§ **WHAT THIS TASK INVOLVES**: Copy out each line of the material below that holds the string "grande".

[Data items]
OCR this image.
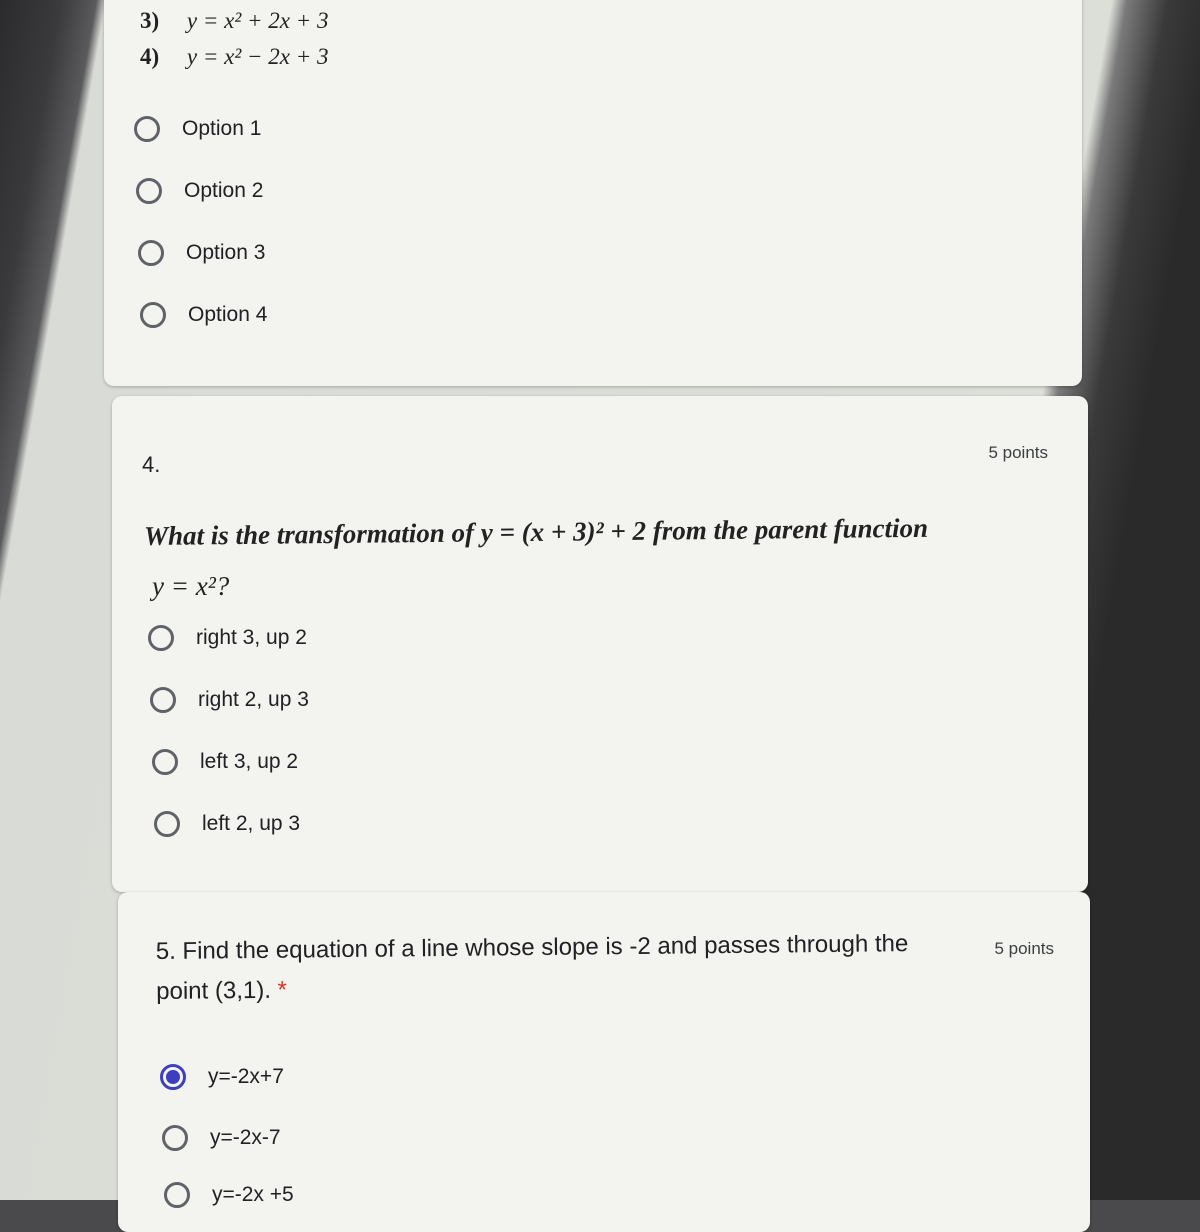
3) y = x² + 2x + 3
4) y = x² − 2x + 3
Option 1
Option 2
Option 3
Option 4
4.	5 points
What is the transformation of y = (x + 3)² + 2 from the parent function
y = x²?
right 3, up 2
right 2, up 3
left 3, up 2
left 2, up 3
5 points
5. Find the equation of a line whose slope is -2 and passes through the point (3,1). *
y=-2x+7
y=-2x-7
y=-2x +5
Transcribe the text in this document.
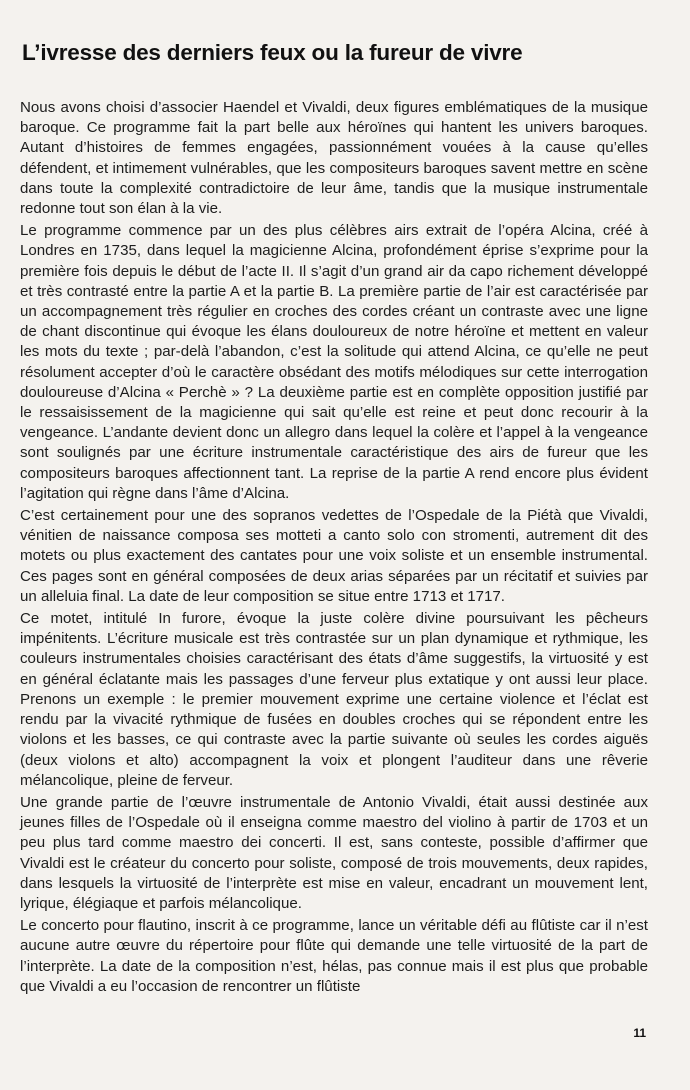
L’ivresse des derniers feux ou la fureur de vivre

Nous avons choisi d’associer Haendel et Vivaldi, deux figures emblématiques de la musique baroque. Ce programme fait la part belle aux héroïnes qui hantent les univers baroques. Autant d’histoires de femmes engagées, passionnément vouées à la cause qu’elles défendent, et intimement vulnérables, que les compositeurs baroques savent mettre en scène dans toute la complexité contradictoire de leur âme, tandis que la musique instrumentale redonne tout son élan à la vie.

Le programme commence par un des plus célèbres airs extrait de l’opéra Alcina, créé à Londres en 1735, dans lequel la magicienne Alcina, profondément éprise s’exprime pour la première fois depuis le début de l’acte II. Il s’agit d’un grand air da capo richement développé et très contrasté entre la partie A et la partie B. La première partie de l’air est caractérisée par un accompagnement très régulier en croches des cordes créant un contraste avec une ligne de chant discontinue qui évoque les élans douloureux de notre héroïne et mettent en valeur les mots du texte ; par-delà l’abandon, c’est la solitude qui attend Alcina, ce qu’elle ne peut résolument accepter d’où le caractère obsédant des motifs mélodiques sur cette interrogation douloureuse d’Alcina « Perchè » ? La deuxième partie est en complète opposition justifié par le ressaisissement de la magicienne qui sait qu’elle est reine et peut donc recourir à la vengeance. L’andante devient donc un allegro dans lequel la colère et l’appel à la vengeance sont soulignés par une écriture instrumentale caractéristique des airs de fureur que les compositeurs baroques affectionnent tant. La reprise de la partie A rend encore plus évident l’agitation qui règne dans l’âme d’Alcina.

C’est certainement pour une des sopranos vedettes de l’Ospedale de la Piétà que Vivaldi, vénitien de naissance composa ses motteti a canto solo con stromenti, autrement dit des motets ou plus exactement des cantates pour une voix soliste et un ensemble instrumental. Ces pages sont en général composées de deux arias séparées par un récitatif et suivies par un alleluia final. La date de leur composition se situe entre 1713 et 1717.

Ce motet, intitulé In furore, évoque la juste colère divine poursuivant les pêcheurs impénitents. L’écriture musicale est très contrastée sur un plan dynamique et rythmique, les couleurs instrumentales choisies caractérisant des états d’âme suggestifs, la virtuosité y est en général éclatante mais les passages d’une ferveur plus extatique y ont aussi leur place. Prenons un exemple : le premier mouvement exprime une certaine violence et l’éclat est rendu par la vivacité rythmique de fusées en doubles croches qui se répondent entre les violons et les basses, ce qui contraste avec la partie suivante où seules les cordes aiguës (deux violons et alto) accompagnent la voix et plongent l’auditeur dans une rêverie mélancolique, pleine de ferveur.

Une grande partie de l’œuvre instrumentale de Antonio Vivaldi, était aussi destinée aux jeunes filles de l’Ospedale où il enseigna comme maestro del violino à partir de 1703 et un peu plus tard comme maestro dei concerti. Il est, sans conteste, possible d’affirmer que Vivaldi est le créateur du concerto pour soliste, composé de trois mouvements, deux rapides, dans lesquels la virtuosité de l’interprète est mise en valeur, encadrant un mouvement lent, lyrique, élégiaque et parfois mélancolique.

Le concerto pour flautino, inscrit à ce programme, lance un véritable défi au flûtiste car il n’est aucune autre œuvre du répertoire pour flûte qui demande une telle virtuosité de la part de l’interprète. La date de la composition n’est, hélas, pas connue mais il est plus que probable que Vivaldi a eu l’occasion de rencontrer un flûtiste

11
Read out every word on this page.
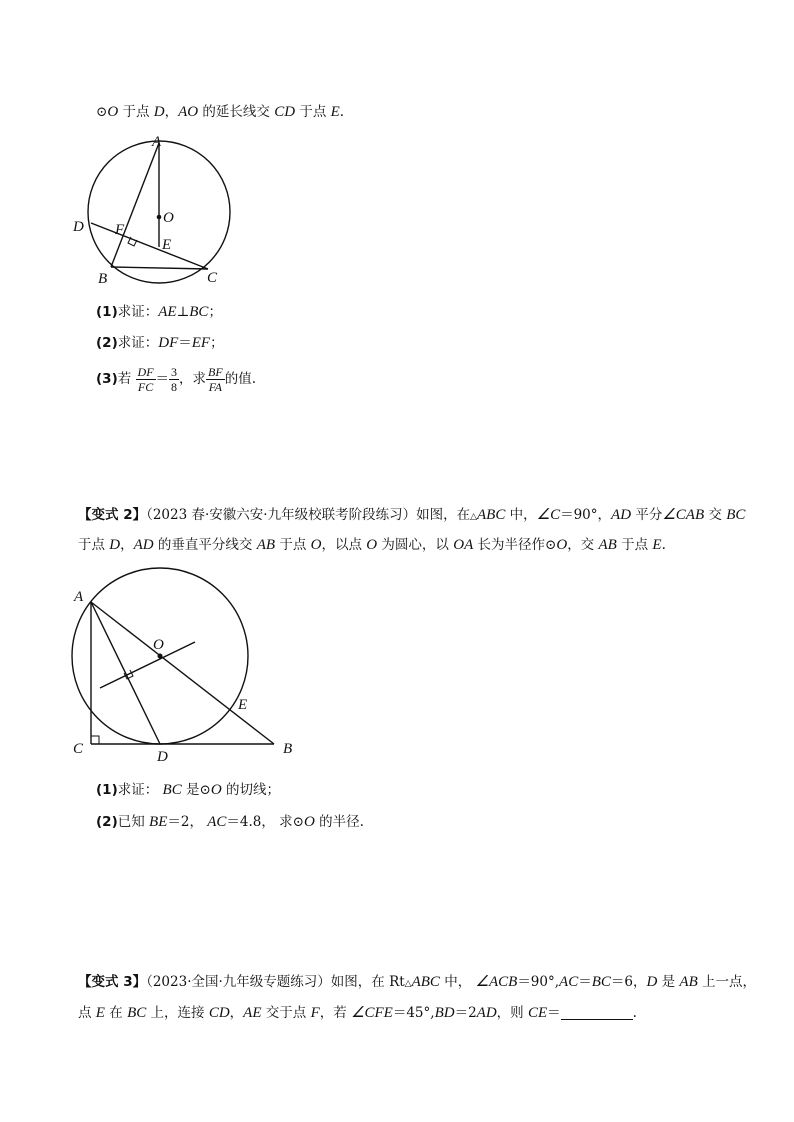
⊙O 于点 D，AO 的延长线交 CD 于点 E.
A
O
D F
E
B	C
A
O
E
C	D	B
(1)求证：AE⊥BC；
(2)求证：DF＝EF；
(3)若 $\frac{DF}{FC} = \frac{3}{8}$ ，求 $\frac{BF}{FA}$ 的值.
【变式 2】（2023 春·安徽六安·九年级校联考阶段练习）如图，在△ABC 中，∠C＝90°，AD 平分∠CAB 交 BC
于点 D，AD 的垂直平分线交 AB 于点 O，以点 O 为圆心，以 OA 长为半径作⊙O，交 AB 于点 E.
(1)求证： BC 是⊙O 的切线；
(2)已知 BE＝2， AC＝4.8， 求⊙O 的半径.
【变式 3】（2023·全国·九年级专题练习）如图，在 Rt△ABC 中， ∠ACB＝90°,AC＝BC＝6，D 是 AB 上一点，
点 E 在 BC 上，连接 CD，AE 交于点 F，若 ∠CFE＝45°,BD＝2AD，则 CE＝	.
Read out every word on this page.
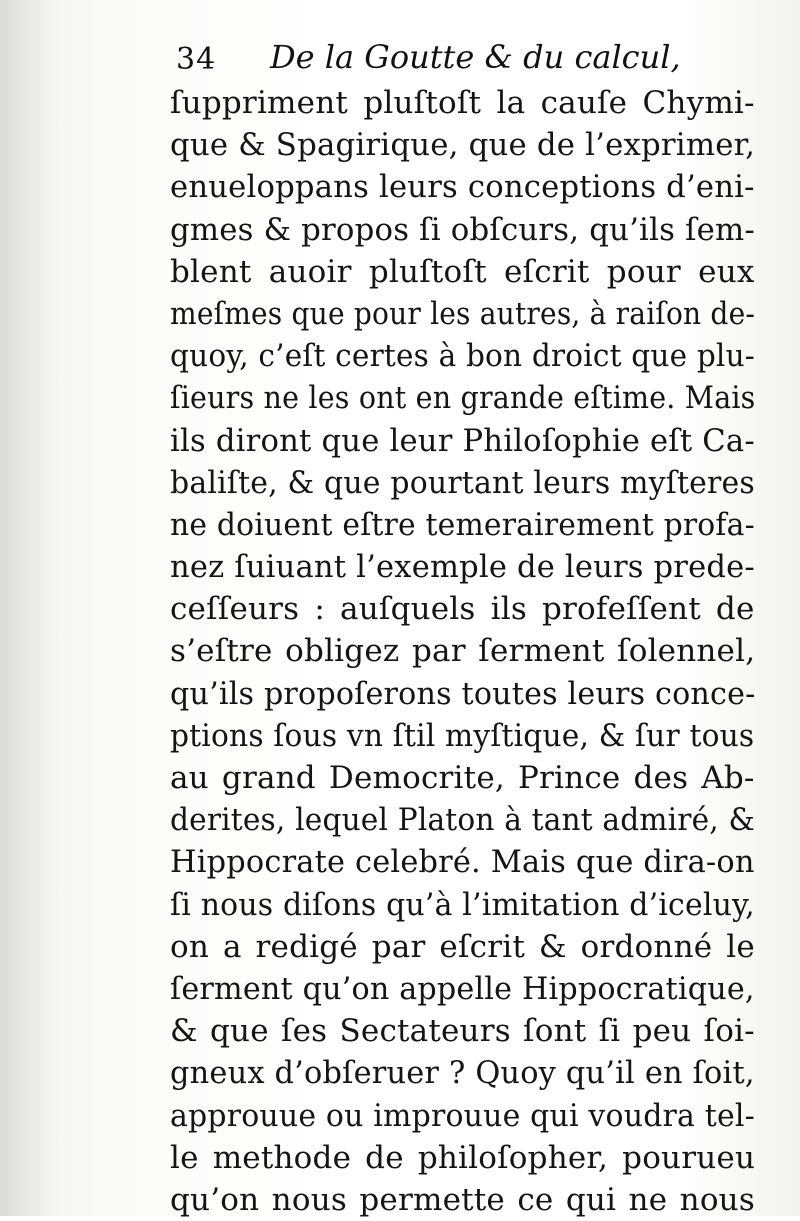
34 De la Goutte & du calcul,
ſuppriment pluſtoſt la cauſe Chymi-
que & Spagirique, que de l’exprimer,
enueloppans leurs conceptions d’eni-
gmes & propos ſi obſcurs, qu’ils ſem-
blent auoir pluſtoſt eſcrit pour eux
meſmes que pour les autres, à raiſon de-
quoy, c’eſt certes à bon droict que plu-
ſieurs ne les ont en grande eſtime. Mais
ils diront que leur Philoſophie eſt Ca-
baliſte, & que pourtant leurs myſteres
ne doiuent eſtre temerairement profa-
nez ſuiuant l’exemple de leurs prede-
ceſſeurs : auſquels ils profeſſent de
s’eſtre obligez par ſerment ſolennel,
qu’ils propoſerons toutes leurs conce-
ptions ſous vn ſtil myſtique, & ſur tous
au grand Democrite, Prince des Ab-
derites, lequel Platon à tant admiré, &
Hippocrate celebré. Mais que dira-on
ſi nous diſons qu’à l’imitation d’iceluy,
on a redigé par eſcrit & ordonné le
ſerment qu’on appelle Hippocratique,
& que ſes Sectateurs ſont ſi peu ſoi-
gneux d’obſeruer ? Quoy qu’il en ſoit,
approuue ou improuue qui voudra tel-
le methode de philoſopher, pourueu
qu’on nous permette ce qui ne nous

§ **THE COMPLETED TASK**:
Une grande partie de l’œuvre instrumentale de Antonio Vivaldi, était aussi destinée aux jeunes filles de l’Ospedale où il enseigna comme maestro del violino à partir de 1703 et un peu plus tard comme maestro dei concerti. Il est, sans conteste, possible d’affirmer que Vivaldi est le créateur du concerto pour soliste, composé de trois mouvements, deux rapides, dans lesquels la virtuosité de l’interprète est mise en valeur, encadrant un mouvement lent, lyrique, élégiaque et parfois mélancolique.
ſieurs ne les ont en grande eſtime. Mais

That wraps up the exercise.